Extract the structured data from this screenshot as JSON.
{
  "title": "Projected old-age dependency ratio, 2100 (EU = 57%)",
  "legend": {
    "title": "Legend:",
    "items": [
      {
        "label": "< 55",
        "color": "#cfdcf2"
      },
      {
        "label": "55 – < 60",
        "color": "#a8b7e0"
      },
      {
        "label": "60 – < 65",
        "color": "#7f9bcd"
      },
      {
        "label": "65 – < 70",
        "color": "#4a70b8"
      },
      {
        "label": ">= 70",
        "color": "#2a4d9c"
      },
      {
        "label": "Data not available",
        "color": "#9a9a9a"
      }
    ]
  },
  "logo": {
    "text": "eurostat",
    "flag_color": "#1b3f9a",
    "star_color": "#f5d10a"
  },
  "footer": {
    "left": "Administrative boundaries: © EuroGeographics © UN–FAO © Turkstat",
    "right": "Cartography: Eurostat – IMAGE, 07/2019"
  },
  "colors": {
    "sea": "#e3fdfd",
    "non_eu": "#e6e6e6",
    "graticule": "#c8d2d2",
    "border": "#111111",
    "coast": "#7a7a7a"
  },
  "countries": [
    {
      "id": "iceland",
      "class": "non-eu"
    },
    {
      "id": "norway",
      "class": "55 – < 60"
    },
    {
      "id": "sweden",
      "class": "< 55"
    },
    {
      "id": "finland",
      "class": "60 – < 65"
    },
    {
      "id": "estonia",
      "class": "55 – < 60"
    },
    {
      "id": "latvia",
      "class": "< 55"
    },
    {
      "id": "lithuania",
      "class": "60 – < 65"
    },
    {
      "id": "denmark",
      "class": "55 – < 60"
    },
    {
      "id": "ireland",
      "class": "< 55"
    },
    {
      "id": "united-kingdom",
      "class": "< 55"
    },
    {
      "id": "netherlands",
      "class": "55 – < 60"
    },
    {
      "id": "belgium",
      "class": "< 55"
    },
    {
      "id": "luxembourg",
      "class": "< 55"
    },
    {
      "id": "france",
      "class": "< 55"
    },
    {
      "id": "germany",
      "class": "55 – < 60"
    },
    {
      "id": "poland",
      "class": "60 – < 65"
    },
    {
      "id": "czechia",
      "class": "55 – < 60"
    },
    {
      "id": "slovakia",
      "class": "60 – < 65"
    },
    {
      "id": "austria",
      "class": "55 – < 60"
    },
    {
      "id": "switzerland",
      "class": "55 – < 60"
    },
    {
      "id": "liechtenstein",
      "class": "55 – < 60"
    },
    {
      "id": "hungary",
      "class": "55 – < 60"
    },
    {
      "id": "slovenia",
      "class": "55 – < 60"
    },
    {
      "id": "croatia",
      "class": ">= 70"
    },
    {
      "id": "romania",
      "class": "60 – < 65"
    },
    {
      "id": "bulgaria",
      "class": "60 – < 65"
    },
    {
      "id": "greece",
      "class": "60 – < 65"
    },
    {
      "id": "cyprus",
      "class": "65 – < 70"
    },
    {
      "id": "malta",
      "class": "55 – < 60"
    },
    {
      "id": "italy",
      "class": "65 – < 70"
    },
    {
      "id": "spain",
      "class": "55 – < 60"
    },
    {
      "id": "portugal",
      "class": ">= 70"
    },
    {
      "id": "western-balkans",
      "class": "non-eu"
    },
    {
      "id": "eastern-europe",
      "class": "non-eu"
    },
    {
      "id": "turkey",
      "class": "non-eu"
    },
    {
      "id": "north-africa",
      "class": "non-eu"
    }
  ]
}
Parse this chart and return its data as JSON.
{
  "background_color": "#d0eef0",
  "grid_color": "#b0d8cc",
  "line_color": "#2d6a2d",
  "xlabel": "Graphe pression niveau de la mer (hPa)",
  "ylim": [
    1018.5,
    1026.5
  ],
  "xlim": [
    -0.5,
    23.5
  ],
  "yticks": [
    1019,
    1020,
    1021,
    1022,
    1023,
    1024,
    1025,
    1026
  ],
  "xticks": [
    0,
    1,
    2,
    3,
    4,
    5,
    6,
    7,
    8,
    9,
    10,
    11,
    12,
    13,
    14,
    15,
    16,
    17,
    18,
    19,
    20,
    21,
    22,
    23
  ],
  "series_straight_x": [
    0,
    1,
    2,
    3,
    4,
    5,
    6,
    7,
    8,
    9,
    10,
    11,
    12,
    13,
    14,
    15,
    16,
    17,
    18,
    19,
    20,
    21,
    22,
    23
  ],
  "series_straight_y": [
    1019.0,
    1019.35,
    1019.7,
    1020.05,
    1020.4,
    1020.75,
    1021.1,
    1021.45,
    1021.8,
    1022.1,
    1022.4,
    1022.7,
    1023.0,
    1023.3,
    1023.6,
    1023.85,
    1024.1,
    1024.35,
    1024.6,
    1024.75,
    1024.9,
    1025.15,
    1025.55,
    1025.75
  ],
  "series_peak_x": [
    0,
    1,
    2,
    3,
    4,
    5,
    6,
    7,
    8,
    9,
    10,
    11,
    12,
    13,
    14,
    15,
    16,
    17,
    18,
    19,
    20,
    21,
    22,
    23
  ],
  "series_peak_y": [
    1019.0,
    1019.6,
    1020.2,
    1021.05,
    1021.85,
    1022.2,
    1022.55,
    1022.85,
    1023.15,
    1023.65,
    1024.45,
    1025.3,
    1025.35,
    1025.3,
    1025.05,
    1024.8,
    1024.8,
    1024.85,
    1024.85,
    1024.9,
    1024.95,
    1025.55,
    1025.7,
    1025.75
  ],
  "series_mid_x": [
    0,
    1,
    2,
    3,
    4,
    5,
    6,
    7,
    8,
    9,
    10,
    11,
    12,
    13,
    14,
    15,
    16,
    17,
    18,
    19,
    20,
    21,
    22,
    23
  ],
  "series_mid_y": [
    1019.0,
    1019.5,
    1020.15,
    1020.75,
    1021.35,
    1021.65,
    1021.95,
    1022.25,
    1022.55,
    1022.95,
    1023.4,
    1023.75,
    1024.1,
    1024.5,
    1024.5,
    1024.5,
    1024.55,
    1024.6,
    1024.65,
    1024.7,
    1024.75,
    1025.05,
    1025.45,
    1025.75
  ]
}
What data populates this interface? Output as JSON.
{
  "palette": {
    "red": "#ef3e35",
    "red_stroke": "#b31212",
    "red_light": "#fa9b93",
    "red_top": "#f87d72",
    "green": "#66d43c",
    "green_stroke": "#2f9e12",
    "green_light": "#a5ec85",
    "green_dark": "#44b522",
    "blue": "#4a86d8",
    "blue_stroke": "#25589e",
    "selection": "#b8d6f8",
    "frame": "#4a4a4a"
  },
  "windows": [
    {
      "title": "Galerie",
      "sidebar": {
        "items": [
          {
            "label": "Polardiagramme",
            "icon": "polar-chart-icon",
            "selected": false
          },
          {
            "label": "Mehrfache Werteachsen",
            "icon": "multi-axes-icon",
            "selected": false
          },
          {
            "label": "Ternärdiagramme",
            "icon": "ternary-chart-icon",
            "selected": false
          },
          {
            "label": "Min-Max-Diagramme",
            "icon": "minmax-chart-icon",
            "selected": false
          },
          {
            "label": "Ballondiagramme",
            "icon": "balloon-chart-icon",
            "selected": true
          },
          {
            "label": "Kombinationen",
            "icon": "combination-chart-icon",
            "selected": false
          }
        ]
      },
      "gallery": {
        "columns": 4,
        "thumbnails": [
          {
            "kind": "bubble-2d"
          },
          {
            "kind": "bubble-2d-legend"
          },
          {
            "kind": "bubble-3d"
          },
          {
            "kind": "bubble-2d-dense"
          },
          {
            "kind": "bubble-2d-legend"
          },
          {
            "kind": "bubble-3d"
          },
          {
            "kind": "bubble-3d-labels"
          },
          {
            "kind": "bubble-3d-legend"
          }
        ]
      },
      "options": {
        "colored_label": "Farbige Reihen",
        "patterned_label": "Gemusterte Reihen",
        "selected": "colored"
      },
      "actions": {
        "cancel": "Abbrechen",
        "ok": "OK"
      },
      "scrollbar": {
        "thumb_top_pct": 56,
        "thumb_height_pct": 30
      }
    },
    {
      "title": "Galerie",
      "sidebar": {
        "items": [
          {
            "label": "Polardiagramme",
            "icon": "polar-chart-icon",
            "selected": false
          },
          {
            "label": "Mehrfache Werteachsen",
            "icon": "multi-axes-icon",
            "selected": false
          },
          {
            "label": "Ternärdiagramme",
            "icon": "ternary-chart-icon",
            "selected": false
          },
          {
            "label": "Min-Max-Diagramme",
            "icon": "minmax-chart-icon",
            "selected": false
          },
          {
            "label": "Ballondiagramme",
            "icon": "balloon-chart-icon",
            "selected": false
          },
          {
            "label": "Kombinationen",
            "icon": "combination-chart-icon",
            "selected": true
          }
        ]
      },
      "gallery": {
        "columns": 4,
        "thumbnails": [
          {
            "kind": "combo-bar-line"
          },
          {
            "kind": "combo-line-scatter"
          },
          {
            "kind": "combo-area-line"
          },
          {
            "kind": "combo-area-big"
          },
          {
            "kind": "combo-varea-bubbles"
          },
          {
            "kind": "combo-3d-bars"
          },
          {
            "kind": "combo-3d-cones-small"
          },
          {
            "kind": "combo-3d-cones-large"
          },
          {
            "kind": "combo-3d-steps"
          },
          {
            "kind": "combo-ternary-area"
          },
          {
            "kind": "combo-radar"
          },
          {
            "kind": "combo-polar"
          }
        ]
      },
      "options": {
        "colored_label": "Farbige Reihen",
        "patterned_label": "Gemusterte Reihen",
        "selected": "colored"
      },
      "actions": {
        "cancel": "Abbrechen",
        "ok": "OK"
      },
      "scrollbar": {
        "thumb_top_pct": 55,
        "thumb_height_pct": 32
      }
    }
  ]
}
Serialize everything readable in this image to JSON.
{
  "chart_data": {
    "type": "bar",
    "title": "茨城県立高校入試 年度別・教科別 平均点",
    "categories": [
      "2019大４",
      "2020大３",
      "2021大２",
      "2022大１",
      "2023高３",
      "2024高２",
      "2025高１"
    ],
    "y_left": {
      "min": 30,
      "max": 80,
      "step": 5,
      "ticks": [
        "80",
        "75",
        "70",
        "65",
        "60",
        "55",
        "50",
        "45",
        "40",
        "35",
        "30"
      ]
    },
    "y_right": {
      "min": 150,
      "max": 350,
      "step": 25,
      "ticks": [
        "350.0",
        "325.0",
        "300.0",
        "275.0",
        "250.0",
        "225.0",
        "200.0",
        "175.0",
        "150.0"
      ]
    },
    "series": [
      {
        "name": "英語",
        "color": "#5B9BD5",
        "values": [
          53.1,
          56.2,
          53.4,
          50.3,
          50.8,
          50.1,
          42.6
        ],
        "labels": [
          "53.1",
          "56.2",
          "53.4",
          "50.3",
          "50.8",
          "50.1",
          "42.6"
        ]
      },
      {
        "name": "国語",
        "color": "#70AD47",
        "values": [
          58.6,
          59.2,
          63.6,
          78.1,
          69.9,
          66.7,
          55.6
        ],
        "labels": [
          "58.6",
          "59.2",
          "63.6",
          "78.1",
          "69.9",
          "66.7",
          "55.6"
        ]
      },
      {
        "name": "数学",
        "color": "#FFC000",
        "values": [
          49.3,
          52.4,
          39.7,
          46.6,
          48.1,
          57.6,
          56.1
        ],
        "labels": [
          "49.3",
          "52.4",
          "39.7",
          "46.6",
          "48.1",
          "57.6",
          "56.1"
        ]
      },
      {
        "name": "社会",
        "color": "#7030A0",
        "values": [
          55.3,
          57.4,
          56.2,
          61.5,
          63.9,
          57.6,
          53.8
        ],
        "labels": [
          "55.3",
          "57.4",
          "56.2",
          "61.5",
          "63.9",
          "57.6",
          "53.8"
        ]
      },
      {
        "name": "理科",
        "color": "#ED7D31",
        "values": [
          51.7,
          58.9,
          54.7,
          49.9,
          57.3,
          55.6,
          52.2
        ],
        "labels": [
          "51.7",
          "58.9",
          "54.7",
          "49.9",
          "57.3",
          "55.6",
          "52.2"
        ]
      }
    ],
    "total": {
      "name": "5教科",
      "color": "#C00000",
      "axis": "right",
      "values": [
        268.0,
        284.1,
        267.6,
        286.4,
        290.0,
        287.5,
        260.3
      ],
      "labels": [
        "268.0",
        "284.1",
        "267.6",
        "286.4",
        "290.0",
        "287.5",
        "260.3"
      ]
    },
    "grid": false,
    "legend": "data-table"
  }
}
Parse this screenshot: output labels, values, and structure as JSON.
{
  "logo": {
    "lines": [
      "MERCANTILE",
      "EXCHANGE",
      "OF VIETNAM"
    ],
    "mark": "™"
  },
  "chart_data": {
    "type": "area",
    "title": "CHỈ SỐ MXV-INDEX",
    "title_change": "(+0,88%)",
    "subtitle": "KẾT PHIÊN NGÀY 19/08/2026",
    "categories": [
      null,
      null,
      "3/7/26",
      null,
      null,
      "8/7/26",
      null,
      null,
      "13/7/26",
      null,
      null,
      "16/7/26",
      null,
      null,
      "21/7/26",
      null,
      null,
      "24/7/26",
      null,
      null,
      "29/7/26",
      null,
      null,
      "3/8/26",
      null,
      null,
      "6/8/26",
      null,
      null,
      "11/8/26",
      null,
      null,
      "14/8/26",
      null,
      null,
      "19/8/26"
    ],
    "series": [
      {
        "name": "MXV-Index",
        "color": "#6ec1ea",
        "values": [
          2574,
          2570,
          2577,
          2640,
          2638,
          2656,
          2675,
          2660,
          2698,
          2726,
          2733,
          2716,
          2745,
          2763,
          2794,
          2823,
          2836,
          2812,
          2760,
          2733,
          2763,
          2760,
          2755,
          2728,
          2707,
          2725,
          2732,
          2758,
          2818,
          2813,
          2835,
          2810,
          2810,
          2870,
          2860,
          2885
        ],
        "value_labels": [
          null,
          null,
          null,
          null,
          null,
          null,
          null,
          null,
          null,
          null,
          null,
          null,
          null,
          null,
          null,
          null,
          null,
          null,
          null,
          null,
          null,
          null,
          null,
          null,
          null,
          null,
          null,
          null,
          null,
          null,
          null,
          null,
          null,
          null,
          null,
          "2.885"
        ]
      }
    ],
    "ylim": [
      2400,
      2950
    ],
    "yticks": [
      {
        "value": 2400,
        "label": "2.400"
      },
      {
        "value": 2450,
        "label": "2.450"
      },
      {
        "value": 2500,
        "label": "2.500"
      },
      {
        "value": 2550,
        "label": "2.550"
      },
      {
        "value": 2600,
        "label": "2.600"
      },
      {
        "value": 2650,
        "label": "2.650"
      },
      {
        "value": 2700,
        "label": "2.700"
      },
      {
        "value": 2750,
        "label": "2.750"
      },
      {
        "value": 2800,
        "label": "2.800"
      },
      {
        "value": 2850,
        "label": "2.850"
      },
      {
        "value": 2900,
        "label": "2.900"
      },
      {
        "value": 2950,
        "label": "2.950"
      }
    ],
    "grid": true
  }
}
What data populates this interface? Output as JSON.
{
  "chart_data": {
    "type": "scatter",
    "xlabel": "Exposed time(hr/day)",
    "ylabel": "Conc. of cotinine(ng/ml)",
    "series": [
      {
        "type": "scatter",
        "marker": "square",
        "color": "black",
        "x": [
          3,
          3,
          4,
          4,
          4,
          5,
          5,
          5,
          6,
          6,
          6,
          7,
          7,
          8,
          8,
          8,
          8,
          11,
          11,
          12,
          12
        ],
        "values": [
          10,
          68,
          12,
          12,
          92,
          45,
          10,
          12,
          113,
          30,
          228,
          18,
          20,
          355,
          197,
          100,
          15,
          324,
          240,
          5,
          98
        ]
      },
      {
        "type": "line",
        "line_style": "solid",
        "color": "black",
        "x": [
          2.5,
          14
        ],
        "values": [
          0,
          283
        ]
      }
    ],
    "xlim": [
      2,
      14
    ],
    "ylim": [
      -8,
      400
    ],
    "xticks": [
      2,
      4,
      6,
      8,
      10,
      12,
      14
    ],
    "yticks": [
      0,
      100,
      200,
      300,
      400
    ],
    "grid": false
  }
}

────────────────

- TASK DETAILS: From the listing above, copy out each line where the word "screenshot" appears.

- PROBLEM SOLUTION:
Extract the structured data from this screenshot as JSON.
Parse this screenshot: output labels, values, and structure as JSON.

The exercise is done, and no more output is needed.